[Rows from a figure dataset]
---
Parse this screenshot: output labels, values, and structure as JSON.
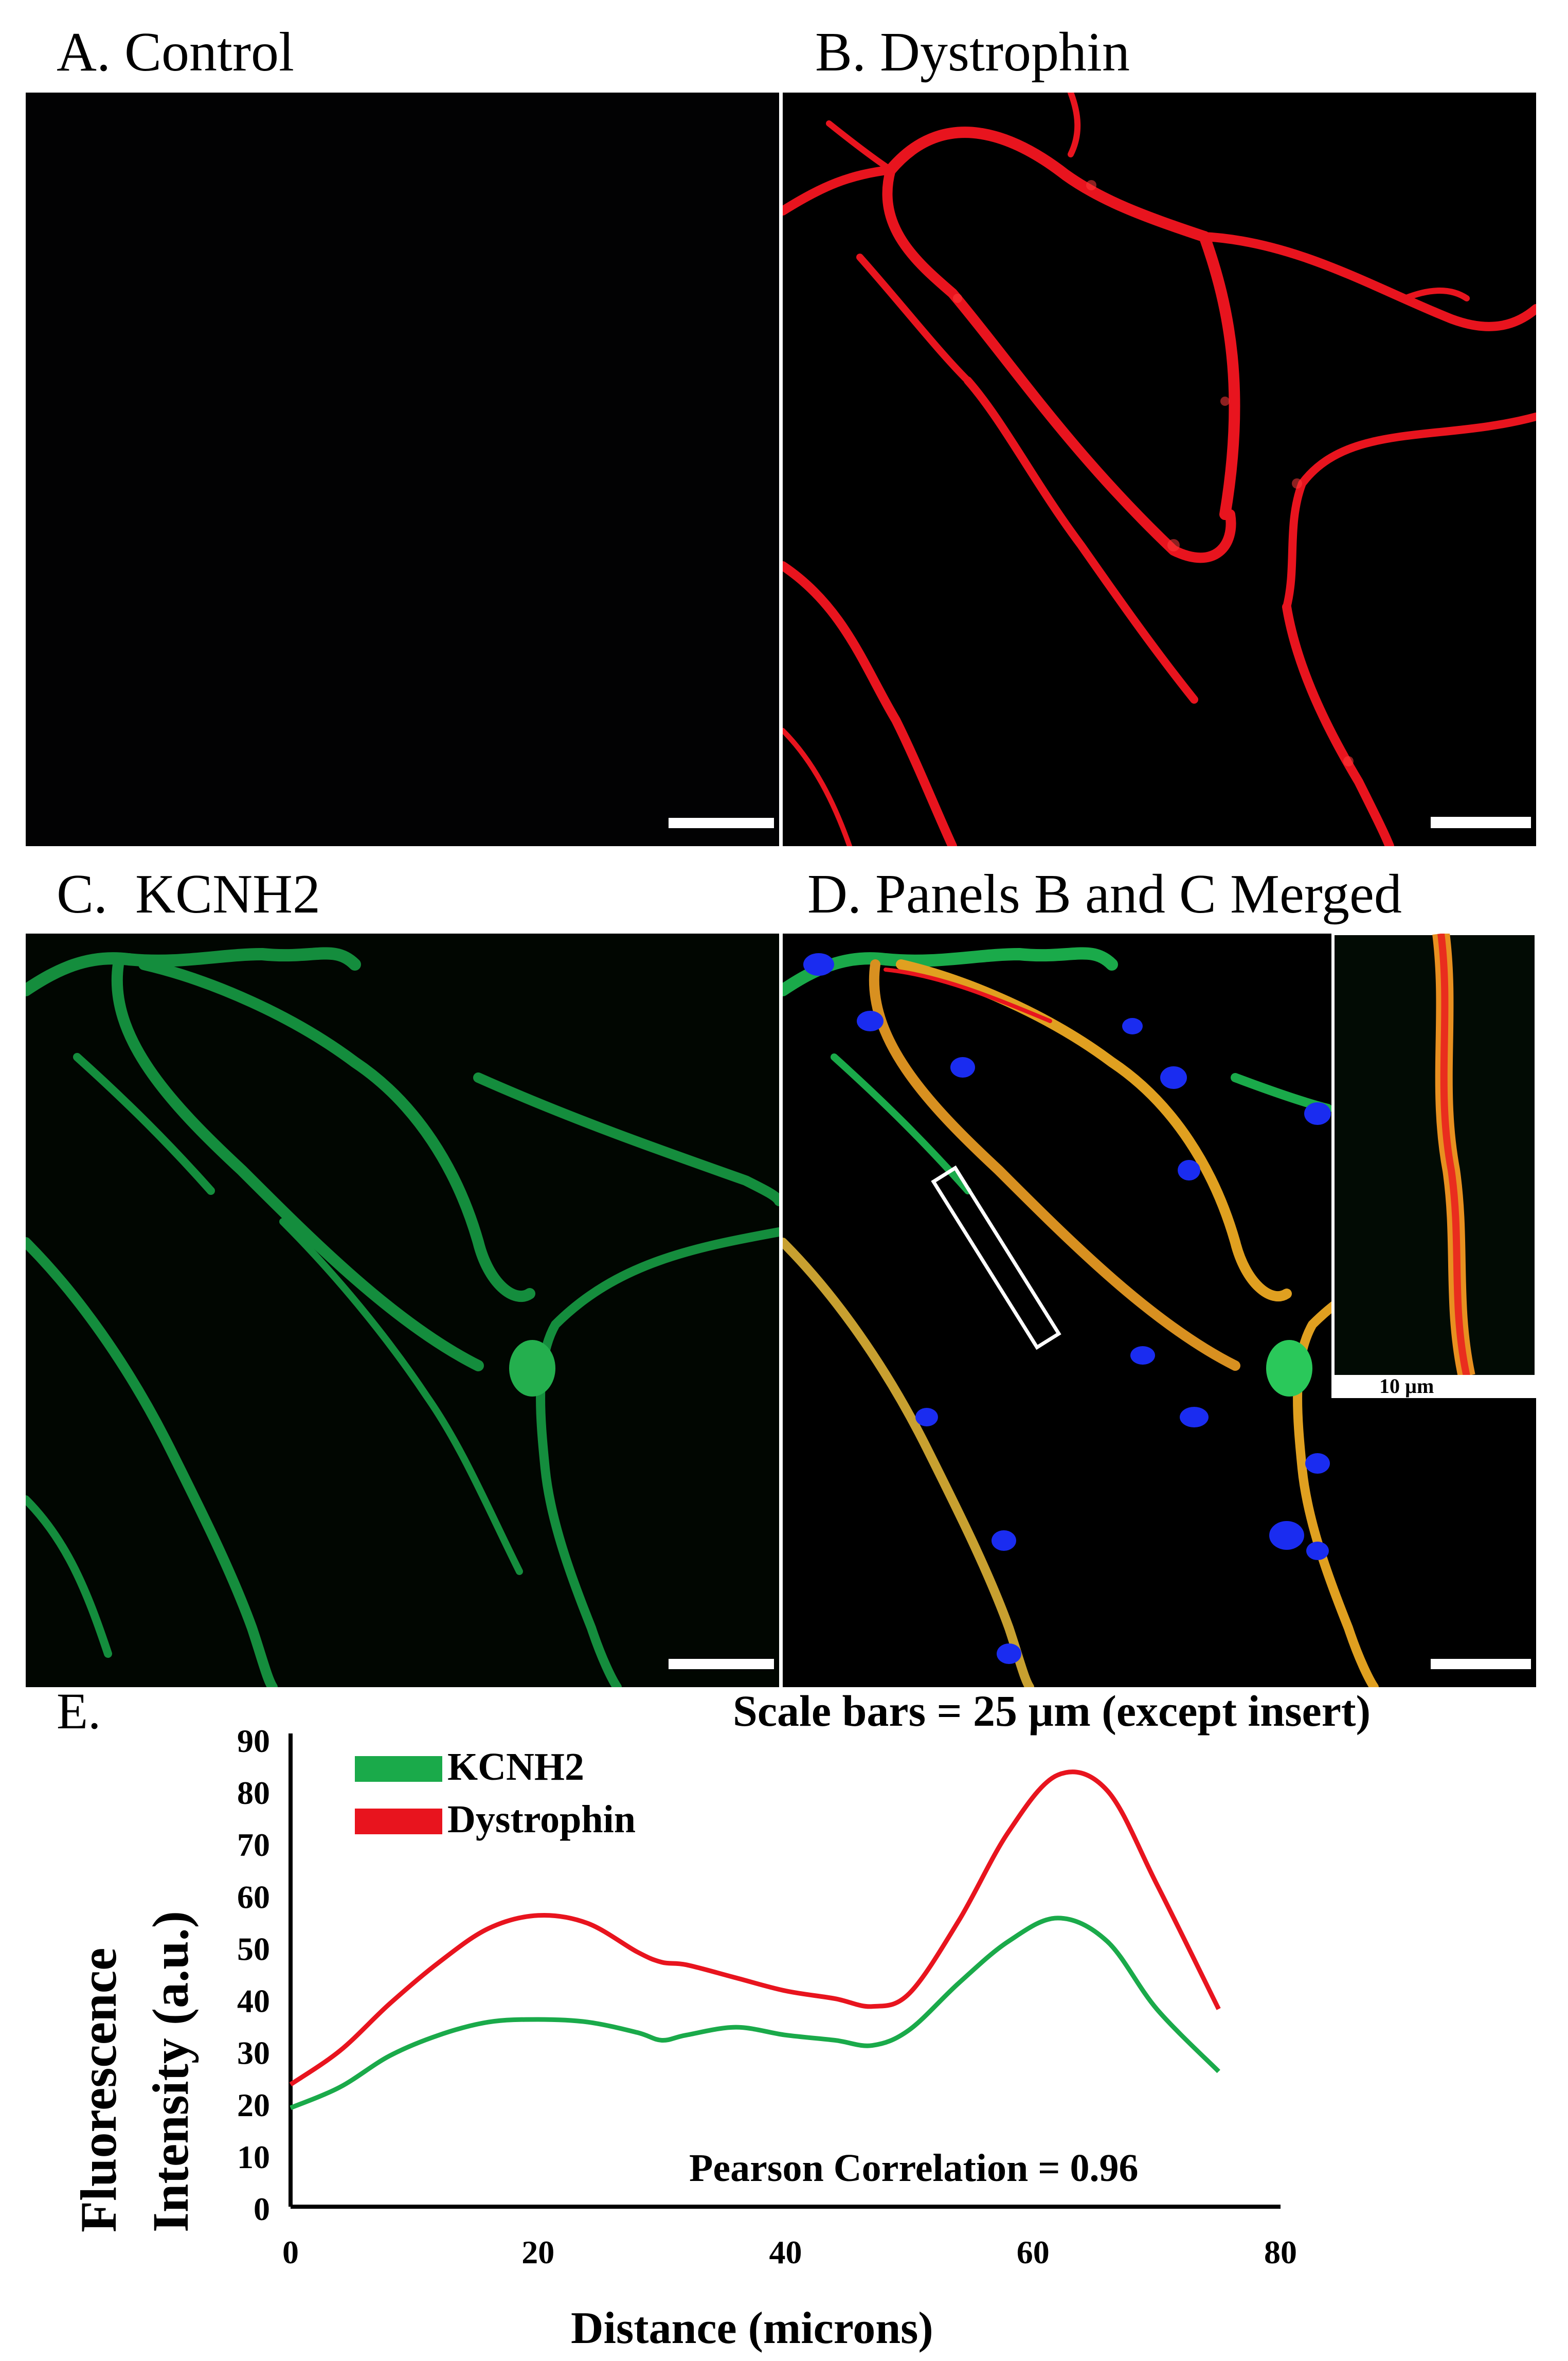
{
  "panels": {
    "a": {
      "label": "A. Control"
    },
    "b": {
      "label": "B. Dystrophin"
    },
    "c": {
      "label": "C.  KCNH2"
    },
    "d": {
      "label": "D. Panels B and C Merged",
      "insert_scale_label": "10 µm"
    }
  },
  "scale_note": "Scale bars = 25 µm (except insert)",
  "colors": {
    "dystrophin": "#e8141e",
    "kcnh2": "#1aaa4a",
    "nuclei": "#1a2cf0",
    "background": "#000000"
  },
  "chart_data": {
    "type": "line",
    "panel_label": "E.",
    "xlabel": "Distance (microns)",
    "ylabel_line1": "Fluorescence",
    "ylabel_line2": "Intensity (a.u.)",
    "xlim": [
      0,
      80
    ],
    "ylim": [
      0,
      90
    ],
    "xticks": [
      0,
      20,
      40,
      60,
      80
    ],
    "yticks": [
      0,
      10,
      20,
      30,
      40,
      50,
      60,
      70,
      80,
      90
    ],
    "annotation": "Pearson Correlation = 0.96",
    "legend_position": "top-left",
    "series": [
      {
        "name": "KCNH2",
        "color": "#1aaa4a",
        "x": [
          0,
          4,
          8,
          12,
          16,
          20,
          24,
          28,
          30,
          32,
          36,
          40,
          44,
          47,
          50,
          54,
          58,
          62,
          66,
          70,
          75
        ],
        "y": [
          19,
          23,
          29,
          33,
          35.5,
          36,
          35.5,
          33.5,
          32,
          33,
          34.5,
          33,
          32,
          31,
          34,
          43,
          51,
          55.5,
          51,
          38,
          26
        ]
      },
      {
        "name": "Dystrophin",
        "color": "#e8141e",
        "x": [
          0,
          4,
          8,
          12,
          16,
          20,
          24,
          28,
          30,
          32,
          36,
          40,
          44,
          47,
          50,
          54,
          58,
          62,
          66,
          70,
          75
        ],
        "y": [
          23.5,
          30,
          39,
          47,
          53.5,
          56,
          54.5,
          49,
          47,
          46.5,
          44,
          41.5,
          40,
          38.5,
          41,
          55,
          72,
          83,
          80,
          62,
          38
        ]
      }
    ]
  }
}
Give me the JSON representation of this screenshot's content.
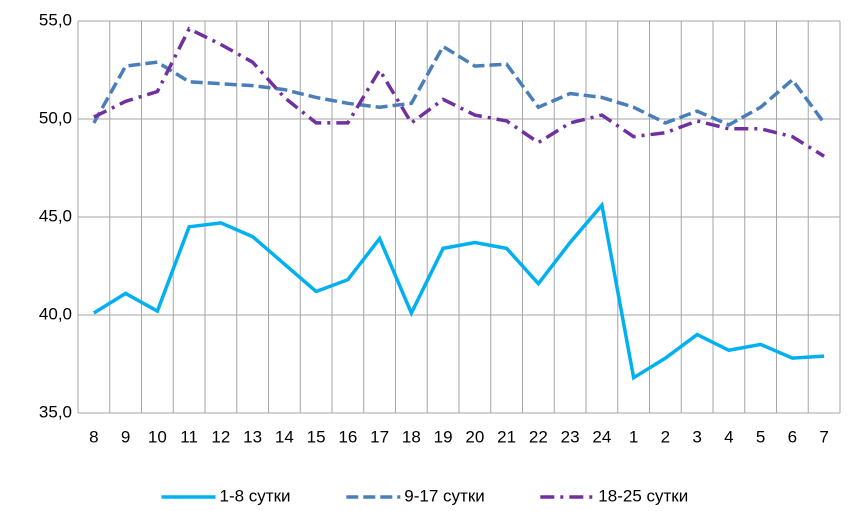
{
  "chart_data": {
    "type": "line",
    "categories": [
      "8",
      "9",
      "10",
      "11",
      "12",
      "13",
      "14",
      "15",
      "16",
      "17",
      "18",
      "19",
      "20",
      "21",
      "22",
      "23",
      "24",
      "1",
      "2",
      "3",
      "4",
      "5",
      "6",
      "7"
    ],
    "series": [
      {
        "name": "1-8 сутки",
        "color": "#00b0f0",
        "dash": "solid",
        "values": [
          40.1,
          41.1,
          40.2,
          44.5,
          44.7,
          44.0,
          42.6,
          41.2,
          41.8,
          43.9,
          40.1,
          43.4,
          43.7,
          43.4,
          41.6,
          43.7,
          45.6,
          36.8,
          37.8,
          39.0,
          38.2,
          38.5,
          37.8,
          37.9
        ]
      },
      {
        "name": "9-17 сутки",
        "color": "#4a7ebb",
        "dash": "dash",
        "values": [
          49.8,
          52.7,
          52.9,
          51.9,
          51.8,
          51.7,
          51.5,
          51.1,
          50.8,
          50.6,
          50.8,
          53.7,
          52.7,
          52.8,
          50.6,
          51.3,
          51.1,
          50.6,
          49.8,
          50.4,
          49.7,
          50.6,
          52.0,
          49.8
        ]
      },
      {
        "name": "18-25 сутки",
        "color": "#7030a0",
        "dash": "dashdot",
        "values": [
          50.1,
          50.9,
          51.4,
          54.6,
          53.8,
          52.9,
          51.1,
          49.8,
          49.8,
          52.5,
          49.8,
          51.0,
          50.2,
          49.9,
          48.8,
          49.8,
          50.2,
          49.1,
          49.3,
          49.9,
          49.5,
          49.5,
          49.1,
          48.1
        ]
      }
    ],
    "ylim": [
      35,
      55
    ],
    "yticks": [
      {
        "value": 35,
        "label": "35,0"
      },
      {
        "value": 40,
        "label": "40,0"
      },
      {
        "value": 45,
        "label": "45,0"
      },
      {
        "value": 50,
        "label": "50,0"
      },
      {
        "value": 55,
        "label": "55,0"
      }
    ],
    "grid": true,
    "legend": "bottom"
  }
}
---
== WHAT NEEDS TO BE DONE ==
All entries must be written out again exactly as given, with no pictures in the copy.

== RESPONSE TO THE TASK ==
Parse this screenshot: output labels, values, and structure as JSON.
{
  "panels": {
    "a": {
      "label": "A. Control"
    },
    "b": {
      "label": "B. Dystrophin"
    },
    "c": {
      "label": "C.  KCNH2"
    },
    "d": {
      "label": "D. Panels B and C Merged",
      "insert_scale_label": "10 µm"
    }
  },
  "scale_note": "Scale bars = 25 µm (except insert)",
  "colors": {
    "dystrophin": "#e8141e",
    "kcnh2": "#1aaa4a",
    "nuclei": "#1a2cf0",
    "background": "#000000"
  },
  "chart_data": {
    "type": "line",
    "panel_label": "E.",
    "xlabel": "Distance (microns)",
    "ylabel_line1": "Fluorescence",
    "ylabel_line2": "Intensity (a.u.)",
    "xlim": [
      0,
      80
    ],
    "ylim": [
      0,
      90
    ],
    "xticks": [
      0,
      20,
      40,
      60,
      80
    ],
    "yticks": [
      0,
      10,
      20,
      30,
      40,
      50,
      60,
      70,
      80,
      90
    ],
    "annotation": "Pearson Correlation = 0.96",
    "legend_position": "top-left",
    "series": [
      {
        "name": "KCNH2",
        "color": "#1aaa4a",
        "x": [
          0,
          4,
          8,
          12,
          16,
          20,
          24,
          28,
          30,
          32,
          36,
          40,
          44,
          47,
          50,
          54,
          58,
          62,
          66,
          70,
          75
        ],
        "y": [
          19,
          23,
          29,
          33,
          35.5,
          36,
          35.5,
          33.5,
          32,
          33,
          34.5,
          33,
          32,
          31,
          34,
          43,
          51,
          55.5,
          51,
          38,
          26
        ]
      },
      {
        "name": "Dystrophin",
        "color": "#e8141e",
        "x": [
          0,
          4,
          8,
          12,
          16,
          20,
          24,
          28,
          30,
          32,
          36,
          40,
          44,
          47,
          50,
          54,
          58,
          62,
          66,
          70,
          75
        ],
        "y": [
          23.5,
          30,
          39,
          47,
          53.5,
          56,
          54.5,
          49,
          47,
          46.5,
          44,
          41.5,
          40,
          38.5,
          41,
          55,
          72,
          83,
          80,
          62,
          38
        ]
      }
    ]
  }
}
Give me the JSON representation of this screenshot's content.
{
  "chart_data": {
    "type": "line",
    "categories": [
      "8",
      "9",
      "10",
      "11",
      "12",
      "13",
      "14",
      "15",
      "16",
      "17",
      "18",
      "19",
      "20",
      "21",
      "22",
      "23",
      "24",
      "1",
      "2",
      "3",
      "4",
      "5",
      "6",
      "7"
    ],
    "series": [
      {
        "name": "1-8 сутки",
        "color": "#00b0f0",
        "dash": "solid",
        "values": [
          40.1,
          41.1,
          40.2,
          44.5,
          44.7,
          44.0,
          42.6,
          41.2,
          41.8,
          43.9,
          40.1,
          43.4,
          43.7,
          43.4,
          41.6,
          43.7,
          45.6,
          36.8,
          37.8,
          39.0,
          38.2,
          38.5,
          37.8,
          37.9
        ]
      },
      {
        "name": "9-17 сутки",
        "color": "#4a7ebb",
        "dash": "dash",
        "values": [
          49.8,
          52.7,
          52.9,
          51.9,
          51.8,
          51.7,
          51.5,
          51.1,
          50.8,
          50.6,
          50.8,
          53.7,
          52.7,
          52.8,
          50.6,
          51.3,
          51.1,
          50.6,
          49.8,
          50.4,
          49.7,
          50.6,
          52.0,
          49.8
        ]
      },
      {
        "name": "18-25 сутки",
        "color": "#7030a0",
        "dash": "dashdot",
        "values": [
          50.1,
          50.9,
          51.4,
          54.6,
          53.8,
          52.9,
          51.1,
          49.8,
          49.8,
          52.5,
          49.8,
          51.0,
          50.2,
          49.9,
          48.8,
          49.8,
          50.2,
          49.1,
          49.3,
          49.9,
          49.5,
          49.5,
          49.1,
          48.1
        ]
      }
    ],
    "ylim": [
      35,
      55
    ],
    "yticks": [
      {
        "value": 35,
        "label": "35,0"
      },
      {
        "value": 40,
        "label": "40,0"
      },
      {
        "value": 45,
        "label": "45,0"
      },
      {
        "value": 50,
        "label": "50,0"
      },
      {
        "value": 55,
        "label": "55,0"
      }
    ],
    "grid": true,
    "legend": "bottom"
  }
}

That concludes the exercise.